Exercise directions - Extract all lines that hold "Penetration" from the records below.
--------------------
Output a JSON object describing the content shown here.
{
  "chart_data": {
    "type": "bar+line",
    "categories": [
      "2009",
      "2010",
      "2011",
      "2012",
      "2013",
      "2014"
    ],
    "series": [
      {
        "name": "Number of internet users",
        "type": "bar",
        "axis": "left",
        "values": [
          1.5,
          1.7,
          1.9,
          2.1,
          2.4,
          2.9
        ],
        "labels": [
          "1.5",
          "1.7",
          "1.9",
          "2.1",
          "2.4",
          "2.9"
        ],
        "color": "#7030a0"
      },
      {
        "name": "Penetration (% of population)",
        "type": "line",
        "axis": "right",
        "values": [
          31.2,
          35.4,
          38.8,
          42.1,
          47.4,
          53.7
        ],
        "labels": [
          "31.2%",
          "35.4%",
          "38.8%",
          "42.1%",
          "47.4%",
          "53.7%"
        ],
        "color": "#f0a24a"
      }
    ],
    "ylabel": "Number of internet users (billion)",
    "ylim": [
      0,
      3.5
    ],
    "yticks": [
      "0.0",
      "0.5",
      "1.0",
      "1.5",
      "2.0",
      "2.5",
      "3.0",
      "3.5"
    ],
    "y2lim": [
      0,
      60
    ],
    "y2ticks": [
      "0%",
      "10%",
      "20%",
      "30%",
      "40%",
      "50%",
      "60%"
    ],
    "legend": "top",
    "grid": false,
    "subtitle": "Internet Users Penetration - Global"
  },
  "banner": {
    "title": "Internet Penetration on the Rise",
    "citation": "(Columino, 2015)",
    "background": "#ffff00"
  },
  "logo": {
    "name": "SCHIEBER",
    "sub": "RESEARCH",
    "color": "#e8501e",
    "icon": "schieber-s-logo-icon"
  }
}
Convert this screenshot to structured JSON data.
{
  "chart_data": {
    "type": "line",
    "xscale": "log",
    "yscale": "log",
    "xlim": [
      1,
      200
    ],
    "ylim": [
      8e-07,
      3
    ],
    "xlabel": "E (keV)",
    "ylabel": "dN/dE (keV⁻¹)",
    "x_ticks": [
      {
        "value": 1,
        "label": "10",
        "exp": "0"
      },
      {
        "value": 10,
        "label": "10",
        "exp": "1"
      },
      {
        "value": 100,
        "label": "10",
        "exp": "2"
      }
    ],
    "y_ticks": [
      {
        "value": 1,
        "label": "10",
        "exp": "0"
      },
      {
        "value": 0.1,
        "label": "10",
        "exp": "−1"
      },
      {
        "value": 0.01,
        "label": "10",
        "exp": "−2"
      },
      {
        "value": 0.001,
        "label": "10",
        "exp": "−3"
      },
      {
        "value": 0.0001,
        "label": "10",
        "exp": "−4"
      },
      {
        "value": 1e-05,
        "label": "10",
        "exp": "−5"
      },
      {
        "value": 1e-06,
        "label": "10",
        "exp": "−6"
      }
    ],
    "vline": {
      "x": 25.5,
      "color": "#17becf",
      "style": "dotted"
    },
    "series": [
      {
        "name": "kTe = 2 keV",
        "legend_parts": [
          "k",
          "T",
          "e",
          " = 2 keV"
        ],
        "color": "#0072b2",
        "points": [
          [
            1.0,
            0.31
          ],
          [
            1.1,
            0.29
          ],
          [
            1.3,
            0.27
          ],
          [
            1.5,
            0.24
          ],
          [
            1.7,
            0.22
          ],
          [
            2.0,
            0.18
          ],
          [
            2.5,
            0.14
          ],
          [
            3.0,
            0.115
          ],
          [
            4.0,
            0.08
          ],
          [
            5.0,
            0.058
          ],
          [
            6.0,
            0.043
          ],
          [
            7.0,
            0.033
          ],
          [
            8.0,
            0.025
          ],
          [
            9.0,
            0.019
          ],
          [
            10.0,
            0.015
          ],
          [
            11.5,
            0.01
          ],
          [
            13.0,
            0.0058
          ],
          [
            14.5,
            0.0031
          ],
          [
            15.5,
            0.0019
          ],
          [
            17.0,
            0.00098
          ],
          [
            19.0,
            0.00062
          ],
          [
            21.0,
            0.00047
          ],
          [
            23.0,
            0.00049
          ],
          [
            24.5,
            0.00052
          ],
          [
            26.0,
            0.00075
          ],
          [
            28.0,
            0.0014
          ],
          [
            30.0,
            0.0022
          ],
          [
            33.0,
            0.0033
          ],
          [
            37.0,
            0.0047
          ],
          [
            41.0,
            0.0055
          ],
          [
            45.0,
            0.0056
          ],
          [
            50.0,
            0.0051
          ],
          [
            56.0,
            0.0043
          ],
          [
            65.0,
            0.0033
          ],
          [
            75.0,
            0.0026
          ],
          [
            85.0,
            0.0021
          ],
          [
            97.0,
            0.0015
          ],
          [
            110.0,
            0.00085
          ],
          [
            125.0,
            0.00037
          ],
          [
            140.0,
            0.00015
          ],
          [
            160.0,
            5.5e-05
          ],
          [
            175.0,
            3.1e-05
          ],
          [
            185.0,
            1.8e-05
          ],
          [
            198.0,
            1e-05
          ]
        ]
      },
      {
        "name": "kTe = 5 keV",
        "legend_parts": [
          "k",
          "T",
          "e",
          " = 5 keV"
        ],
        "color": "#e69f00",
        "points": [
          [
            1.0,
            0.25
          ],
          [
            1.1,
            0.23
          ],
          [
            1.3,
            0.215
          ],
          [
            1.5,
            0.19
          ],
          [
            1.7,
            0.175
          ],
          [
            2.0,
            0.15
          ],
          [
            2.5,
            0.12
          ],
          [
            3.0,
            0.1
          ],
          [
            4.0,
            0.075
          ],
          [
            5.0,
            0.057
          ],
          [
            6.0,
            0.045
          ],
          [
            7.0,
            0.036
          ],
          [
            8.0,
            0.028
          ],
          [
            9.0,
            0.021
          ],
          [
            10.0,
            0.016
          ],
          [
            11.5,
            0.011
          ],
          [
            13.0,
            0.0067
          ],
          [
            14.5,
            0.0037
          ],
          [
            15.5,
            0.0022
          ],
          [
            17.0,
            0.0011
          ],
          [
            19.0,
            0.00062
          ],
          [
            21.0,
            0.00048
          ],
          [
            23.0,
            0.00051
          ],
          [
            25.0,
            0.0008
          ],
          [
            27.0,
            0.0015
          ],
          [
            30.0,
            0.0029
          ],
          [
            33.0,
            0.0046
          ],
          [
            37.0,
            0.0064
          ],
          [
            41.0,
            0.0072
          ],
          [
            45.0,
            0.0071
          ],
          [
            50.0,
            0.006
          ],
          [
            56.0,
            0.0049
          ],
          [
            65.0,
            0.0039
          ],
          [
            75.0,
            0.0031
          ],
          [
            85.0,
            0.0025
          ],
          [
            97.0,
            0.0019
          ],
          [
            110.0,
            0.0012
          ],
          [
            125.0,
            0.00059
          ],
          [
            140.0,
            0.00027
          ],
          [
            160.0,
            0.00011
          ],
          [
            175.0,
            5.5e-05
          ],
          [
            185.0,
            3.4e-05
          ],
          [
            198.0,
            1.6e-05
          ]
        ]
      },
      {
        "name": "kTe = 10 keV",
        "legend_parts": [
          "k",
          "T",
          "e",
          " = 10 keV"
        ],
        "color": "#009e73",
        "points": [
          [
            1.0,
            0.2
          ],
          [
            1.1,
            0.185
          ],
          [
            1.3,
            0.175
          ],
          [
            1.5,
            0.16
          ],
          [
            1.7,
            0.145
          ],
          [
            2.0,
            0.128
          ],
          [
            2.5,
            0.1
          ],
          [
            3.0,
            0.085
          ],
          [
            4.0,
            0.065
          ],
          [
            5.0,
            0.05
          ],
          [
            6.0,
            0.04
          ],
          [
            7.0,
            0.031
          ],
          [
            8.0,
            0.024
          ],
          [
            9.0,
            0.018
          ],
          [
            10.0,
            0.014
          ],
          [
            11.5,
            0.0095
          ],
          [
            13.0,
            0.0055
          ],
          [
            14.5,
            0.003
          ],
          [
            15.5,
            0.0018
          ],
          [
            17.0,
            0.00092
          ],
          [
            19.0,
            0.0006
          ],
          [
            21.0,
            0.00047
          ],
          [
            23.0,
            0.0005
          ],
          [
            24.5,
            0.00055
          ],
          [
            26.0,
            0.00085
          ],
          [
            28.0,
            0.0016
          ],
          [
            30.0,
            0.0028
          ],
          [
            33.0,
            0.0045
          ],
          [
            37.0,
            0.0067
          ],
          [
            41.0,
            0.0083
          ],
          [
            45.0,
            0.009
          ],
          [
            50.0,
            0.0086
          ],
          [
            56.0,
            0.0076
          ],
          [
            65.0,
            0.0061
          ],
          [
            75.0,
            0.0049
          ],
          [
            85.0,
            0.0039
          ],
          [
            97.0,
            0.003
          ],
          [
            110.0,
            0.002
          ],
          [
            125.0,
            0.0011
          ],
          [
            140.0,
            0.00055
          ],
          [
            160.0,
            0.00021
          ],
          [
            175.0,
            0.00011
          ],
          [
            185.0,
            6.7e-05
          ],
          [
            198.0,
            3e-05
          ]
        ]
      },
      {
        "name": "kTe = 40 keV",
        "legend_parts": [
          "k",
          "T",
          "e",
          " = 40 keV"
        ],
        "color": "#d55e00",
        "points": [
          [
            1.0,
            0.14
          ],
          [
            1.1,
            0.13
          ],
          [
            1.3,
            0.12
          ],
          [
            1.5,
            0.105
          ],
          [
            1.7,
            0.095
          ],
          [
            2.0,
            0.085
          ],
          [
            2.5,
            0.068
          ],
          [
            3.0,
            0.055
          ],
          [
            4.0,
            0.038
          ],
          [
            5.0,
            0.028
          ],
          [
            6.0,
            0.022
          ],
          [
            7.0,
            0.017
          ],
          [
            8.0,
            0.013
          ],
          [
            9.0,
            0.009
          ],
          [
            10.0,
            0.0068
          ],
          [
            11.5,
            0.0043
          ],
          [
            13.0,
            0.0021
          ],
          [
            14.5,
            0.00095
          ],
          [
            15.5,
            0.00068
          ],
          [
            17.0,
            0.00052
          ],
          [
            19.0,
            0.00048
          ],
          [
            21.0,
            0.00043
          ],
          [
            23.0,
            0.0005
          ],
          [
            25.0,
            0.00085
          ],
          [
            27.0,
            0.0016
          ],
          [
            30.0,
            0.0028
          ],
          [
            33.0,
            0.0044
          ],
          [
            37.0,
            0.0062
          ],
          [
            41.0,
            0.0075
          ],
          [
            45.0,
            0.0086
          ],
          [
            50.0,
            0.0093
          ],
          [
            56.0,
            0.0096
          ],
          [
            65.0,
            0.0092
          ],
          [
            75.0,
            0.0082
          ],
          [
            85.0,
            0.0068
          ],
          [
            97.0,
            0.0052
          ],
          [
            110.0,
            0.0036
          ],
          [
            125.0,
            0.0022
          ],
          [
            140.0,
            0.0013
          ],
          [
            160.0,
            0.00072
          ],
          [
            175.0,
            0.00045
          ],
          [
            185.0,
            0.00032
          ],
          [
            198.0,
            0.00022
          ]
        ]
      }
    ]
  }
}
--------------------
Correct result -
        "name": "Penetration (% of population)",
    "subtitle": "Internet Users Penetration - Global"
    "title": "Internet Penetration on the Rise",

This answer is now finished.